# Problem statement:
From the entries below, copy out every line with "General" in it.

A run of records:
──────────

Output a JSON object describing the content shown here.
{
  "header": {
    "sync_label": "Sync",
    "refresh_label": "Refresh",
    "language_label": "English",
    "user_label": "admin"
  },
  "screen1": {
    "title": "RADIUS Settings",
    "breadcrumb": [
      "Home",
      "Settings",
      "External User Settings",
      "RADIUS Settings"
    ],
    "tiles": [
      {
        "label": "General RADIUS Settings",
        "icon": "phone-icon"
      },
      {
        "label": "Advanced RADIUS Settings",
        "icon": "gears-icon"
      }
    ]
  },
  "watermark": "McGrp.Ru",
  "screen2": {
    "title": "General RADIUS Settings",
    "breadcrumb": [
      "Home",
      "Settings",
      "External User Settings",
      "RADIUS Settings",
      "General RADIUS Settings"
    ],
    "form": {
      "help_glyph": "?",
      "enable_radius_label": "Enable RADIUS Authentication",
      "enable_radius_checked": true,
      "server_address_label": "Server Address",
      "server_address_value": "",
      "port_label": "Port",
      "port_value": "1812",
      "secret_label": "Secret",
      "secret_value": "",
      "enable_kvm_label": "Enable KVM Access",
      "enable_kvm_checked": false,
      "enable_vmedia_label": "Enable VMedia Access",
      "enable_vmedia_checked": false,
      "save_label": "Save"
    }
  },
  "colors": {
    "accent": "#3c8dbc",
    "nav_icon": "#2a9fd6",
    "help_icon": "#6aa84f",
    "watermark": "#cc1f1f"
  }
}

──────────

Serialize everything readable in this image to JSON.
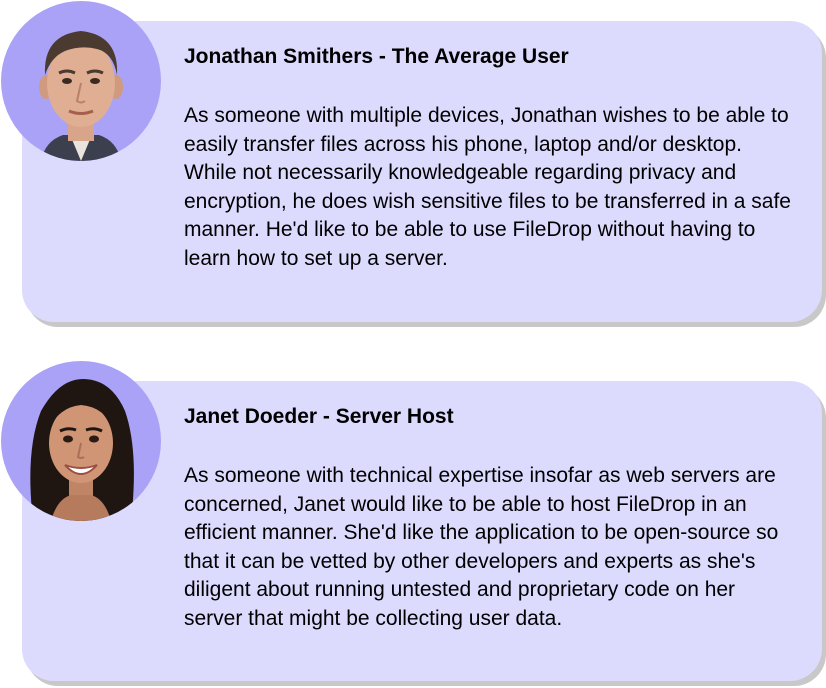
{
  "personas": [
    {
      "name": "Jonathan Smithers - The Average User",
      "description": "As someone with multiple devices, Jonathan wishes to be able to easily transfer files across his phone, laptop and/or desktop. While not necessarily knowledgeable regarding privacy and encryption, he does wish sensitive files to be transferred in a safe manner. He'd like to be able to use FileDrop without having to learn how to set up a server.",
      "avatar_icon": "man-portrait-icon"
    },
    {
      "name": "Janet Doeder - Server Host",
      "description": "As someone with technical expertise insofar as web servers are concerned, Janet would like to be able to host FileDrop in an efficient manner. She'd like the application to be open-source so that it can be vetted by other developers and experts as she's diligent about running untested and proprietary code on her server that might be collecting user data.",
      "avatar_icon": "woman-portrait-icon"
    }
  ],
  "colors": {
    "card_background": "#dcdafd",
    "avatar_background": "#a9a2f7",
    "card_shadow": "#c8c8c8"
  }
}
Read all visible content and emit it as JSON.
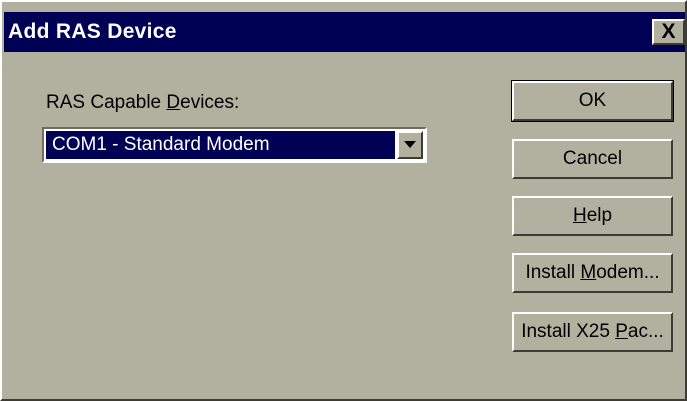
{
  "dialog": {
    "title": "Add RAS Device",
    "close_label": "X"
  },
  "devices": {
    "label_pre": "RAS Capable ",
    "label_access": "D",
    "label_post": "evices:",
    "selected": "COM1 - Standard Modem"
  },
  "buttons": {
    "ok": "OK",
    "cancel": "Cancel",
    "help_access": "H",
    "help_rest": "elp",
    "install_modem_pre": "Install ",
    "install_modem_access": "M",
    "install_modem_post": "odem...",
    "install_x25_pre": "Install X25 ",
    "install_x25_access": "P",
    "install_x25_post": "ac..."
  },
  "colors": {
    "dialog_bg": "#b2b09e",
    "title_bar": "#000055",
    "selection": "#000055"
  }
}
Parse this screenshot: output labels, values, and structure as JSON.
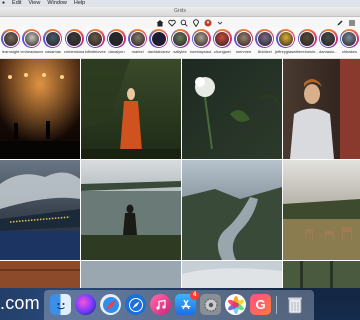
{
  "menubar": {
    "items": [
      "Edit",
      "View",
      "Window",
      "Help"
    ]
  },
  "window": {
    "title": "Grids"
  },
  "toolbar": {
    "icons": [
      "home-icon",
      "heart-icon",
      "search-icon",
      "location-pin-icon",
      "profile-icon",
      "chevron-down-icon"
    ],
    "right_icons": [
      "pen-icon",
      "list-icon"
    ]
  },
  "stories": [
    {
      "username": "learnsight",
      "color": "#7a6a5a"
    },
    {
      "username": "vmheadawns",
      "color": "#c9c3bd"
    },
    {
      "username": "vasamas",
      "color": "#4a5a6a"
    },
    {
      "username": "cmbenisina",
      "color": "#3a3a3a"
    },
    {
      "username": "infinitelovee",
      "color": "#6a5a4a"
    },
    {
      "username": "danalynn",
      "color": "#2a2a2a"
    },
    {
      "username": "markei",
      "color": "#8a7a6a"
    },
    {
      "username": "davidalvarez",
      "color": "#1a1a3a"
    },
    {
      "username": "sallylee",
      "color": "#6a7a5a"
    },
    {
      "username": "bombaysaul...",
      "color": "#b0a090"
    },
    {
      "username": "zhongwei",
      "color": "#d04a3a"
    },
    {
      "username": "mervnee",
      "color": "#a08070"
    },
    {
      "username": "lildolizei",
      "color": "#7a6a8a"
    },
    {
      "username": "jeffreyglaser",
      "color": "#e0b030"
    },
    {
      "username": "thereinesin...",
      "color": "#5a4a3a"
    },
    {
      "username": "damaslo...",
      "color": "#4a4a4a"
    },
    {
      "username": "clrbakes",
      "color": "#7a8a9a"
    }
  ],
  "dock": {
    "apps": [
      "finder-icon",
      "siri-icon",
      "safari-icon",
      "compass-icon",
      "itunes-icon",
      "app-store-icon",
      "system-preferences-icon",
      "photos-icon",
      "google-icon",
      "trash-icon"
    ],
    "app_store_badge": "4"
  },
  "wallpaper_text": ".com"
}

──────────

# Problem solution:
        "label": "General RADIUS Settings",
    "title": "General RADIUS Settings",
      "General RADIUS Settings"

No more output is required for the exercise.